■ What is asked
Reproduce the material below line for line, without changing anything. Omit the pictures from your copy.
------------------------------
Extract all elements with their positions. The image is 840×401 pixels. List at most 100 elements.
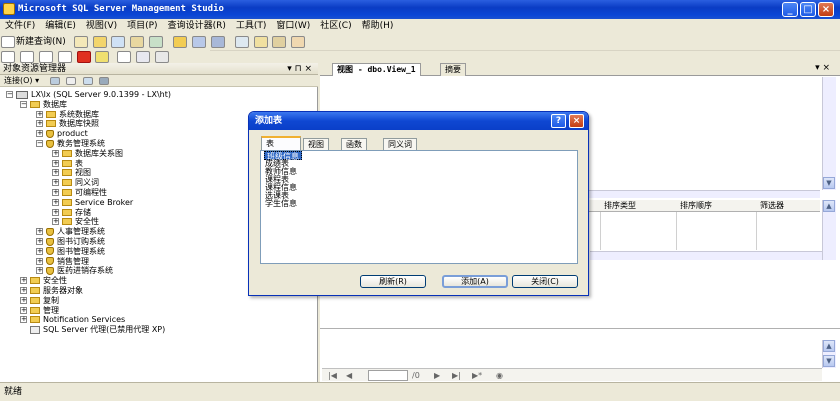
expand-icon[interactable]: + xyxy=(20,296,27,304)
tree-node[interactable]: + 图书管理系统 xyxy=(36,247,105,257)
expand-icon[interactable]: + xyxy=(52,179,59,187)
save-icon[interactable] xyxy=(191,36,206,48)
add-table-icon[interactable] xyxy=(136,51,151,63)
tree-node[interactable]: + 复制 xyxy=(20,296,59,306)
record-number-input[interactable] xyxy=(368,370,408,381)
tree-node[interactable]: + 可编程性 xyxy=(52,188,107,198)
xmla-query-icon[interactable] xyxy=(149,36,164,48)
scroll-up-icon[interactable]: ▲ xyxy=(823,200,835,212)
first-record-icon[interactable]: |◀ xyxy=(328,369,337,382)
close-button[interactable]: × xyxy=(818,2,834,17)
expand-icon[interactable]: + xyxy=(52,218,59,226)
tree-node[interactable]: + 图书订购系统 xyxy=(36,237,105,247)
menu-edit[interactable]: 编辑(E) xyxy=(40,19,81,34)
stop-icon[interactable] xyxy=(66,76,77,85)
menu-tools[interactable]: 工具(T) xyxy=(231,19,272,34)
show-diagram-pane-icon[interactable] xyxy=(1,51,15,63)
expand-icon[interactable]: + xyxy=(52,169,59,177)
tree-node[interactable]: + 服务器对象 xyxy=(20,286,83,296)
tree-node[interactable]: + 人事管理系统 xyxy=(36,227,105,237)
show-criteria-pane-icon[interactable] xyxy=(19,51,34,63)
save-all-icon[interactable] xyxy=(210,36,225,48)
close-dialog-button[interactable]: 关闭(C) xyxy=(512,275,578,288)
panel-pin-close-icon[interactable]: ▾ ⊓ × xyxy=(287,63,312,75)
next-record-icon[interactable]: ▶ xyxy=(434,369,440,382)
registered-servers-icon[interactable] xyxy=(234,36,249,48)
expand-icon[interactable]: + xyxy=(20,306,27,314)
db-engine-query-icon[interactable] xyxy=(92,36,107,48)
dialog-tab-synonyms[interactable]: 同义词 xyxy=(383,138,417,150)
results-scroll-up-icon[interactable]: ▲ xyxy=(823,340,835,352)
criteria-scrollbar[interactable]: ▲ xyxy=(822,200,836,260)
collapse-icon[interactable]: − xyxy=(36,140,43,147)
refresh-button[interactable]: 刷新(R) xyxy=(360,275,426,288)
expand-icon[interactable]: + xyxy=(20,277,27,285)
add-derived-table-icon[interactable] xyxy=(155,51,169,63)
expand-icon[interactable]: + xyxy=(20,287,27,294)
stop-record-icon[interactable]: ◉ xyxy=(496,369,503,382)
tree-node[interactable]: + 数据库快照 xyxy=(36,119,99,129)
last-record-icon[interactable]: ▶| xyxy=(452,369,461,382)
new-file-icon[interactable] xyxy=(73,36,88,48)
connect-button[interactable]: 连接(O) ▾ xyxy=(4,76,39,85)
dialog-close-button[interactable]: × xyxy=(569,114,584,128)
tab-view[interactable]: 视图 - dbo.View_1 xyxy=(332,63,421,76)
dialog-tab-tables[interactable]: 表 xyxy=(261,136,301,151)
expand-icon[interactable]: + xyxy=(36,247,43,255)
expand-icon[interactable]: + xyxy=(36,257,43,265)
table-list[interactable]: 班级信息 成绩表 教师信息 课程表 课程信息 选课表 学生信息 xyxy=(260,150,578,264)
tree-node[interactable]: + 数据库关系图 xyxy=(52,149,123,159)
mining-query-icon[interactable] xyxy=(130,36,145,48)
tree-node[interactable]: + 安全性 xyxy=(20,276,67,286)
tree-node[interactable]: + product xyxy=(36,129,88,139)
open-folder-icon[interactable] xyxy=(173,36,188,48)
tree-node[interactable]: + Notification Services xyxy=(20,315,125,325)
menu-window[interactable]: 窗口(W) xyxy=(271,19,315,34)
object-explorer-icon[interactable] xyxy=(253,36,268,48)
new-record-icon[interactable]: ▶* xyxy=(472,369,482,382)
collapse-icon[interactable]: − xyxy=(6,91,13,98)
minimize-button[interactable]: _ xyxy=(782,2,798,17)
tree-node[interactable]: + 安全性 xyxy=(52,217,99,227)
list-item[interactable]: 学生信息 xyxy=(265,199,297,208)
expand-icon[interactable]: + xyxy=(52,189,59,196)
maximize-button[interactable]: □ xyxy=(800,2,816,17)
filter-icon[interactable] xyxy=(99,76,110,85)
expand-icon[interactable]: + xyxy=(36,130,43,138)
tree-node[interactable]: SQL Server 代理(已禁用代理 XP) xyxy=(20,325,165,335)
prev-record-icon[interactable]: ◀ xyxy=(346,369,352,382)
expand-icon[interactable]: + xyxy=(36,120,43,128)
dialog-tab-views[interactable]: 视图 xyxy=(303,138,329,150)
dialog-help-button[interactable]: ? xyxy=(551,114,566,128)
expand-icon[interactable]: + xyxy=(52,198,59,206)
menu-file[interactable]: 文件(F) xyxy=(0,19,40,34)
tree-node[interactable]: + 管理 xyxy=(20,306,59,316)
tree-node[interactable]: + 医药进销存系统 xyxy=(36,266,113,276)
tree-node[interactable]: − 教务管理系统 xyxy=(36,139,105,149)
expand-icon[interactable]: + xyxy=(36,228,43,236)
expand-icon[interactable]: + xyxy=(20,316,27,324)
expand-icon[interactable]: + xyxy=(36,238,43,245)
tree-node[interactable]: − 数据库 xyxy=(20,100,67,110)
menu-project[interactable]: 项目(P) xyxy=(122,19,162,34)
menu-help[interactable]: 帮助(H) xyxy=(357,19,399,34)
------------------------------
■ Result of the task
Extract all elements with their positions. The image is 840×401 pixels. List at most 100 elements.
expand-icon[interactable]: + xyxy=(20,296,27,304)
tree-node[interactable]: + 图书管理系统 xyxy=(36,247,105,257)
expand-icon[interactable]: + xyxy=(52,179,59,187)
save-icon[interactable] xyxy=(191,36,206,48)
add-table-icon[interactable] xyxy=(136,51,151,63)
tree-node[interactable]: + 复制 xyxy=(20,296,59,306)
record-number-input[interactable] xyxy=(368,370,408,381)
tree-node[interactable]: + 可编程性 xyxy=(52,188,107,198)
xmla-query-icon[interactable] xyxy=(149,36,164,48)
scroll-up-icon[interactable]: ▲ xyxy=(823,200,835,212)
first-record-icon[interactable]: |◀ xyxy=(328,369,337,382)
close-button[interactable]: × xyxy=(818,2,834,17)
expand-icon[interactable]: + xyxy=(52,218,59,226)
tree-node[interactable]: + 图书订购系统 xyxy=(36,237,105,247)
menu-edit[interactable]: 编辑(E) xyxy=(40,19,81,34)
stop-icon[interactable] xyxy=(66,76,77,85)
menu-tools[interactable]: 工具(T) xyxy=(231,19,272,34)
show-diagram-pane-icon[interactable] xyxy=(1,51,15,63)
expand-icon[interactable]: + xyxy=(52,169,59,177)
tree-node[interactable]: + 服务器对象 xyxy=(20,286,83,296)
tree-node[interactable]: + 人事管理系统 xyxy=(36,227,105,237)
show-criteria-pane-icon[interactable] xyxy=(19,51,34,63)
save-all-icon[interactable] xyxy=(210,36,225,48)
close-dialog-button[interactable]: 关闭(C) xyxy=(512,275,578,288)
panel-pin-close-icon[interactable]: ▾ ⊓ × xyxy=(287,63,312,75)
next-record-icon[interactable]: ▶ xyxy=(434,369,440,382)
registered-servers-icon[interactable] xyxy=(234,36,249,48)
expand-icon[interactable]: + xyxy=(20,306,27,314)
db-engine-query-icon[interactable] xyxy=(92,36,107,48)
dialog-tab-synonyms[interactable]: 同义词 xyxy=(383,138,417,150)
results-scroll-up-icon[interactable]: ▲ xyxy=(823,340,835,352)
criteria-scrollbar[interactable]: ▲ xyxy=(822,200,836,260)
collapse-icon[interactable]: − xyxy=(36,140,43,147)
refresh-button[interactable]: 刷新(R) xyxy=(360,275,426,288)
expand-icon[interactable]: + xyxy=(20,277,27,285)
add-derived-table-icon[interactable] xyxy=(155,51,169,63)
expand-icon[interactable]: + xyxy=(20,287,27,294)
stop-record-icon[interactable]: ◉ xyxy=(496,369,503,382)
tree-node[interactable]: + 数据库快照 xyxy=(36,119,99,129)
last-record-icon[interactable]: ▶| xyxy=(452,369,461,382)
new-file-icon[interactable] xyxy=(73,36,88,48)
connect-button[interactable]: 连接(O) ▾ xyxy=(4,76,39,85)
dialog-close-button[interactable]: × xyxy=(569,114,584,128)
tab-view[interactable]: 视图 - dbo.View_1 xyxy=(332,63,421,76)
dialog-tab-tables[interactable]: 表 xyxy=(261,136,301,151)
expand-icon[interactable]: + xyxy=(36,247,43,255)
expand-icon[interactable]: + xyxy=(36,257,43,265)
table-list[interactable]: 班级信息 成绩表 教师信息 课程表 课程信息 选课表 学生信息 xyxy=(260,150,578,264)
tree-node[interactable]: + 数据库关系图 xyxy=(52,149,123,159)
mining-query-icon[interactable] xyxy=(130,36,145,48)
tree-node[interactable]: + 安全性 xyxy=(20,276,67,286)
tree-node[interactable]: + product xyxy=(36,129,88,139)
open-folder-icon[interactable] xyxy=(173,36,188,48)
tree-node[interactable]: + Notification Services xyxy=(20,315,125,325)
menu-window[interactable]: 窗口(W) xyxy=(271,19,315,34)
object-explorer-icon[interactable] xyxy=(253,36,268,48)
new-record-icon[interactable]: ▶* xyxy=(472,369,482,382)
collapse-icon[interactable]: − xyxy=(6,91,13,98)
minimize-button[interactable]: _ xyxy=(782,2,798,17)
tree-node[interactable]: + 安全性 xyxy=(52,217,99,227)
list-item[interactable]: 学生信息 xyxy=(265,199,297,208)
expand-icon[interactable]: + xyxy=(52,189,59,196)
maximize-button[interactable]: □ xyxy=(800,2,816,17)
filter-icon[interactable] xyxy=(99,76,110,85)
expand-icon[interactable]: + xyxy=(36,130,43,138)
tree-node[interactable]: SQL Server 代理(已禁用代理 XP) xyxy=(20,325,165,335)
prev-record-icon[interactable]: ◀ xyxy=(346,369,352,382)
expand-icon[interactable]: + xyxy=(36,120,43,128)
dialog-tab-views[interactable]: 视图 xyxy=(303,138,329,150)
dialog-help-button[interactable]: ? xyxy=(551,114,566,128)
expand-icon[interactable]: + xyxy=(52,198,59,206)
menu-file[interactable]: 文件(F) xyxy=(0,19,40,34)
tree-node[interactable]: + 管理 xyxy=(20,306,59,316)
tree-node[interactable]: + 医药进销存系统 xyxy=(36,266,113,276)
tree-node[interactable]: − 教务管理系统 xyxy=(36,139,105,149)
expand-icon[interactable]: + xyxy=(36,228,43,236)
expand-icon[interactable]: + xyxy=(20,316,27,324)
expand-icon[interactable]: + xyxy=(36,238,43,245)
tree-node[interactable]: − 数据库 xyxy=(20,100,67,110)
menu-project[interactable]: 项目(P) xyxy=(122,19,162,34)
menu-help[interactable]: 帮助(H) xyxy=(357,19,399,34)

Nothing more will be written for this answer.